§ AIM: In the listing that follows, count each line containing the string "first" and report only the count.

§ Items from a dataset:

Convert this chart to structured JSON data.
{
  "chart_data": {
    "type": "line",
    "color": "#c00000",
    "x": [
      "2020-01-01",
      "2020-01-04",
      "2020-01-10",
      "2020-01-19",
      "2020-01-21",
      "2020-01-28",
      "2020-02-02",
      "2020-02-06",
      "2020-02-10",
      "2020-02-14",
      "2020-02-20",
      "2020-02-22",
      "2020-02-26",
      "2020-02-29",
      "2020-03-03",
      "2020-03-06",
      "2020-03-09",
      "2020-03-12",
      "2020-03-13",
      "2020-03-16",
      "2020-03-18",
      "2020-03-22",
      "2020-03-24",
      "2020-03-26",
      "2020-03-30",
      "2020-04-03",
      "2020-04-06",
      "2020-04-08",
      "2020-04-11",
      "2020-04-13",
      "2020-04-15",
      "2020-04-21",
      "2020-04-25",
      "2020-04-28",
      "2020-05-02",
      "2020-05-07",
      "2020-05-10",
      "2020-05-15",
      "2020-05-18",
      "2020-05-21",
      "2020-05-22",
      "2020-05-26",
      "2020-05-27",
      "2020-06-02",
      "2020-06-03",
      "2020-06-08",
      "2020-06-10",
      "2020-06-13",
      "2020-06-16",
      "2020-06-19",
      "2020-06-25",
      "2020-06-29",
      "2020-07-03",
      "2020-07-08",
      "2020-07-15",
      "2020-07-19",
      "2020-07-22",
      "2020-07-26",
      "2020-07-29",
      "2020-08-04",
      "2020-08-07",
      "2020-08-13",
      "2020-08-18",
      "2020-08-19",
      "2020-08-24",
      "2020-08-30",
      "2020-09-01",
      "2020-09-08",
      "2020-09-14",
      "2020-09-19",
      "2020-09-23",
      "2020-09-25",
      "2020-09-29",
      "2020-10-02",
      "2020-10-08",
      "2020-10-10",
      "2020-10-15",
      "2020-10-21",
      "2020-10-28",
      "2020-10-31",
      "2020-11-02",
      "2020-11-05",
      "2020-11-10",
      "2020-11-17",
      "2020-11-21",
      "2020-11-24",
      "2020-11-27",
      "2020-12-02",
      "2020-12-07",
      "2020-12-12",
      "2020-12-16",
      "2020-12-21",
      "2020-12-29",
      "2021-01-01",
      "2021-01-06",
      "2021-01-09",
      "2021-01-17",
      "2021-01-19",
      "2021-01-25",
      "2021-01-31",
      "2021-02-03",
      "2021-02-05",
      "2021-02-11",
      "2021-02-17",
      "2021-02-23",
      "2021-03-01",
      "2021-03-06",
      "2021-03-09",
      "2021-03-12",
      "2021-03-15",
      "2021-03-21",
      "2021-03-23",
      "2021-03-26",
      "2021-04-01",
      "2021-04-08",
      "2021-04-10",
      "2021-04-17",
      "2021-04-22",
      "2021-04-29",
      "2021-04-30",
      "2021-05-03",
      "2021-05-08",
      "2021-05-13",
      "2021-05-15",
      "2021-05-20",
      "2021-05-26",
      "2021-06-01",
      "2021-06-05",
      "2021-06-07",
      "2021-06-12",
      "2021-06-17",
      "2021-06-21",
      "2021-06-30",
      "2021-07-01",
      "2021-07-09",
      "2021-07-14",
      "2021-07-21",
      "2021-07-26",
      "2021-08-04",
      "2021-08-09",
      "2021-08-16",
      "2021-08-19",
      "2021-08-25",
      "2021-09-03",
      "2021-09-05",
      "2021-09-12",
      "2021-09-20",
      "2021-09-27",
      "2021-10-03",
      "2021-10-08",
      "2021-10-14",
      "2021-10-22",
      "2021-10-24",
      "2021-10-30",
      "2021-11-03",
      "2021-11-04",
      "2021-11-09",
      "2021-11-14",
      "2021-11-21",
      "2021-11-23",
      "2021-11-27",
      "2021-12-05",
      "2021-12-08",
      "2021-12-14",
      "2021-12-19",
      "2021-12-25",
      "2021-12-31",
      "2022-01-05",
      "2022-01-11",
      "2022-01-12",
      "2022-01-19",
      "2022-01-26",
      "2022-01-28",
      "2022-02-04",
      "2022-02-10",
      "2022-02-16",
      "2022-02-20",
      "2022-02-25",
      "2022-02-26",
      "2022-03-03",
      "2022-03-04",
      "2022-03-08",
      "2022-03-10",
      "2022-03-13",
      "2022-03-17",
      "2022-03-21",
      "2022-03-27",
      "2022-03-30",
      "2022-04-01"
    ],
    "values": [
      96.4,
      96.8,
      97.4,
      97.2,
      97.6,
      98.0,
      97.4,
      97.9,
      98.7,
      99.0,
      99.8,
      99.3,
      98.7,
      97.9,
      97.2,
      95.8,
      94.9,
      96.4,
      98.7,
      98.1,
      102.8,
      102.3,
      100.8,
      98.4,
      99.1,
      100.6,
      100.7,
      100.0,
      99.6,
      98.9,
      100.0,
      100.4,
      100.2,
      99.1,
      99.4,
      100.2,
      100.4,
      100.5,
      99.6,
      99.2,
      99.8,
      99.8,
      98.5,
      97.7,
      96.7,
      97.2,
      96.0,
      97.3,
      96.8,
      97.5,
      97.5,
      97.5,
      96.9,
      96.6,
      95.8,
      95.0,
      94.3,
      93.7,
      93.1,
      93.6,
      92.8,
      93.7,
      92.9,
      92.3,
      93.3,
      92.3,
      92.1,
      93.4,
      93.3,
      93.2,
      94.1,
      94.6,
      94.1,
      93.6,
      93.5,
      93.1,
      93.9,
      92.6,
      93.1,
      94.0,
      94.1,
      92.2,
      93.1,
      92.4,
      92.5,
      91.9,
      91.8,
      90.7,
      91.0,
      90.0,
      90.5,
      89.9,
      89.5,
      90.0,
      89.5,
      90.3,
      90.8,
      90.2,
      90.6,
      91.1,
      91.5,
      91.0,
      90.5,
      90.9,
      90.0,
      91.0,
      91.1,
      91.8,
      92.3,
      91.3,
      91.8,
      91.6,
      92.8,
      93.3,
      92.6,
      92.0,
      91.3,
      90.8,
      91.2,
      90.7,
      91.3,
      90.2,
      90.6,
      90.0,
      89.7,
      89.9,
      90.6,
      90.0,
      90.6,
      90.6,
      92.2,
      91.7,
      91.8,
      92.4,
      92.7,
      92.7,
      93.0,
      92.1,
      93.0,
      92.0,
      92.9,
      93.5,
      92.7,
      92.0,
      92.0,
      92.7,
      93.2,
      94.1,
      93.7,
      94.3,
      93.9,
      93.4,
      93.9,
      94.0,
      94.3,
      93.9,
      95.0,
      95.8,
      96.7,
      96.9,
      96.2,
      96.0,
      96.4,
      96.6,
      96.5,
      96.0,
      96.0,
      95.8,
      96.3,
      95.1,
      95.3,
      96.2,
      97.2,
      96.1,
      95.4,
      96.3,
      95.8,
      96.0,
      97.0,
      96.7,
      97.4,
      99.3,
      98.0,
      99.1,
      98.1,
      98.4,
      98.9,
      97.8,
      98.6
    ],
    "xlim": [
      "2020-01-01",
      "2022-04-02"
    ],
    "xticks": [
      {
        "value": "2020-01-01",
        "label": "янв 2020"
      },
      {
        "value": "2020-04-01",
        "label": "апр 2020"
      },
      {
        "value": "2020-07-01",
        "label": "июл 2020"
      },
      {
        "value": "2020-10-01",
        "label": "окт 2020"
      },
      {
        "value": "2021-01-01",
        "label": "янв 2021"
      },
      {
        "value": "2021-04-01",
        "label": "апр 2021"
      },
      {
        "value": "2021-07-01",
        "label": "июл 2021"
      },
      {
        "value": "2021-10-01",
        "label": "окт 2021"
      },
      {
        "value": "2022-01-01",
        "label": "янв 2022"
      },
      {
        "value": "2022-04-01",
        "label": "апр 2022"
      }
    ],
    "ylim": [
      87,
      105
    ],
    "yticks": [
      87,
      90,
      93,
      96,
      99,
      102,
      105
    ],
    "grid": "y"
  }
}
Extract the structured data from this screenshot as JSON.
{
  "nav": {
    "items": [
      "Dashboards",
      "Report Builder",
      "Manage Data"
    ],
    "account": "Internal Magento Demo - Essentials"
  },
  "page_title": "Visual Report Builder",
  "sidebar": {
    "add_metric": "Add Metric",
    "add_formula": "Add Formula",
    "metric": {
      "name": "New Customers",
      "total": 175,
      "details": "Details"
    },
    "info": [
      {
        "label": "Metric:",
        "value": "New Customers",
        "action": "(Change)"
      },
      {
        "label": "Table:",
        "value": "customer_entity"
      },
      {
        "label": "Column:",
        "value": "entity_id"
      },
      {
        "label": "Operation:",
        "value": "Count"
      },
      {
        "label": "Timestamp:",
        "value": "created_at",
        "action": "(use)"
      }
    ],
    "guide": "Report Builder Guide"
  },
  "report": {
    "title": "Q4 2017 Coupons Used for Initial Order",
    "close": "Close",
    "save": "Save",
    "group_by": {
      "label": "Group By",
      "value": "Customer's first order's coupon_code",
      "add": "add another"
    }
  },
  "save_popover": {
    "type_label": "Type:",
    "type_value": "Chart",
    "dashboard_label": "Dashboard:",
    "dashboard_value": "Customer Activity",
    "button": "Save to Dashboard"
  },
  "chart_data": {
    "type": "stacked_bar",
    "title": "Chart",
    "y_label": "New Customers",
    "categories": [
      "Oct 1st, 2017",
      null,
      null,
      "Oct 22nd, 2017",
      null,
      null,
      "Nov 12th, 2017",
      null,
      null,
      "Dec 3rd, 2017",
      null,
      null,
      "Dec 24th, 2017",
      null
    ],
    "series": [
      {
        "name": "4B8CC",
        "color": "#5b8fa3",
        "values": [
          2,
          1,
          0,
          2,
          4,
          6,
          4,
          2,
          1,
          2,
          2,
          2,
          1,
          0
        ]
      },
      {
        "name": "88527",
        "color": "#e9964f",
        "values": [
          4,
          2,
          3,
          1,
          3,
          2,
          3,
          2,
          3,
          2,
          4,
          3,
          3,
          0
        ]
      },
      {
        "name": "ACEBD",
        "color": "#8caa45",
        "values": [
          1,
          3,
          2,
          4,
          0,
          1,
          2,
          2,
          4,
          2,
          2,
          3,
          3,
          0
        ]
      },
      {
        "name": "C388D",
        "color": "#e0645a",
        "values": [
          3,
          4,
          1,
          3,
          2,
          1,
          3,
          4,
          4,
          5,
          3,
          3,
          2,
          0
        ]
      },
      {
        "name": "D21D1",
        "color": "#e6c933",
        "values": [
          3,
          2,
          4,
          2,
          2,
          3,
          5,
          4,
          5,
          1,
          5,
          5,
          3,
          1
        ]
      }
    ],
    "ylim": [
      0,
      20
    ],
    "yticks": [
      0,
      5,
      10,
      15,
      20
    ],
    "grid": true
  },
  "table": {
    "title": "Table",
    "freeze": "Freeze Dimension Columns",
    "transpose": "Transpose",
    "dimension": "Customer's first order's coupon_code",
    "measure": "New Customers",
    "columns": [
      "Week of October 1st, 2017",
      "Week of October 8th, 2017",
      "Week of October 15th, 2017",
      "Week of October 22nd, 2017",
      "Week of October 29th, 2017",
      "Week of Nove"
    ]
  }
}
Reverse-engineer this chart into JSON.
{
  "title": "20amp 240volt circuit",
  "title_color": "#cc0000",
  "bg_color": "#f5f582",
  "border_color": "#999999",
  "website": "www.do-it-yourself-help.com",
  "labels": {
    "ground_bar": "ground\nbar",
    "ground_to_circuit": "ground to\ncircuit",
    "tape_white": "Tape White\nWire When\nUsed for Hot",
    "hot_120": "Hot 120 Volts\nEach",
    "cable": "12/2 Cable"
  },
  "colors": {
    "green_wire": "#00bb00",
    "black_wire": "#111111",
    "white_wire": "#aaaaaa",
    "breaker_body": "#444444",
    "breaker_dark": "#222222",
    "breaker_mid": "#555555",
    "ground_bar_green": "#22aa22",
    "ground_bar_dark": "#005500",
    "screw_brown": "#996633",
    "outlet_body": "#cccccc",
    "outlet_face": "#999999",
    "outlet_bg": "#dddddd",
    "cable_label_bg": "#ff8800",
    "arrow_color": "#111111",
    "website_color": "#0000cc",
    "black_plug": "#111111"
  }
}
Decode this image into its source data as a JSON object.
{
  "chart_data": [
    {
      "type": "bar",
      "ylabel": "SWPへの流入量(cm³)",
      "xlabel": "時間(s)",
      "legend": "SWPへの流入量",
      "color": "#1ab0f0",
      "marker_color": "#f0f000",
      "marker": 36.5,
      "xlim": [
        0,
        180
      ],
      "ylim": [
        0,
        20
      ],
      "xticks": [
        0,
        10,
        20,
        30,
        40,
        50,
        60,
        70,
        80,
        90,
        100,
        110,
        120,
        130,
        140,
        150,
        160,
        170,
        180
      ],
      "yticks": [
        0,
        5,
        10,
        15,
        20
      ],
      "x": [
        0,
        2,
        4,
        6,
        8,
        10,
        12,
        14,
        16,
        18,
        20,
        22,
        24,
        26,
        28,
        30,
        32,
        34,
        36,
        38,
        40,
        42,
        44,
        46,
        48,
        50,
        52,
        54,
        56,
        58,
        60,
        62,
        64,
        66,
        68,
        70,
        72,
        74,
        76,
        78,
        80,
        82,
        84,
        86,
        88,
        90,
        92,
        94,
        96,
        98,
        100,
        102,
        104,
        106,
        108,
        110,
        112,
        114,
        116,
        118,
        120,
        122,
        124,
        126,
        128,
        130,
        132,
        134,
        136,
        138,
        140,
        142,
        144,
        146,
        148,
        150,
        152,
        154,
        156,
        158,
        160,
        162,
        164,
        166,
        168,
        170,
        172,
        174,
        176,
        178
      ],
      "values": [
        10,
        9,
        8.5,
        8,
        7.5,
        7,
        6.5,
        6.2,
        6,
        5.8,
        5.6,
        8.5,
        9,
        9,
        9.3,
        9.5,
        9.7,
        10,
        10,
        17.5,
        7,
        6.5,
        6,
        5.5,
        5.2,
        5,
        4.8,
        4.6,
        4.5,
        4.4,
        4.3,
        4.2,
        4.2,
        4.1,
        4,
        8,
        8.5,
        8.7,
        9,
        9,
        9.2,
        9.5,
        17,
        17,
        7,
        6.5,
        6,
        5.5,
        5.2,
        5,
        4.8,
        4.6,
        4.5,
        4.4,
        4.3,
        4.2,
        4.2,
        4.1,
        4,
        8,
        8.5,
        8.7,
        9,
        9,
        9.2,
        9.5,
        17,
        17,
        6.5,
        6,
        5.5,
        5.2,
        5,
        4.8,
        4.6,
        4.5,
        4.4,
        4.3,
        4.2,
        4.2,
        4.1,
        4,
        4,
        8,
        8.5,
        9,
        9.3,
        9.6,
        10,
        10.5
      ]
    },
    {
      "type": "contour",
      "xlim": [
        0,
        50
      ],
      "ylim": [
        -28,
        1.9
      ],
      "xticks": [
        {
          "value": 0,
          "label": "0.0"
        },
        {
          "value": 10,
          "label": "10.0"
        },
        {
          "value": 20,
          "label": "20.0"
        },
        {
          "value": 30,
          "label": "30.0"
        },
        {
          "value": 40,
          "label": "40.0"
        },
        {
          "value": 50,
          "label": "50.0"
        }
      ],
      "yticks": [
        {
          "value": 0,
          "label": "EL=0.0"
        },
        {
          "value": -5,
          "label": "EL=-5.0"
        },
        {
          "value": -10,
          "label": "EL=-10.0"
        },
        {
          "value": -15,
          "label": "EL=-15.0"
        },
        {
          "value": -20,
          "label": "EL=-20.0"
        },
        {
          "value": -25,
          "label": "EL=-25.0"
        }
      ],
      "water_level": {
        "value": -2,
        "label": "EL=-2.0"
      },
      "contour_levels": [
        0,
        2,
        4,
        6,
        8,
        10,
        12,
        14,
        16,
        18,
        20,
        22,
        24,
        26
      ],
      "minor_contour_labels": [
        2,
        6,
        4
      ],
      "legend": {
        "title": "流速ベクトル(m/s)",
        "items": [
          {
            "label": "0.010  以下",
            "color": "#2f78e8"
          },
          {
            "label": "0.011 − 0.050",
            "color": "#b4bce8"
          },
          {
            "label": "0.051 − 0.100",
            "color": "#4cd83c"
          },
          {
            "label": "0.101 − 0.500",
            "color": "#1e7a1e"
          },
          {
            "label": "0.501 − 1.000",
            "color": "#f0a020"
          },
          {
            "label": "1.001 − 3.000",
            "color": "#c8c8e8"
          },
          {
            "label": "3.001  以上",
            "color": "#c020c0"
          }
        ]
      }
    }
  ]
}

§ ANSWER FOR THE TASK: 2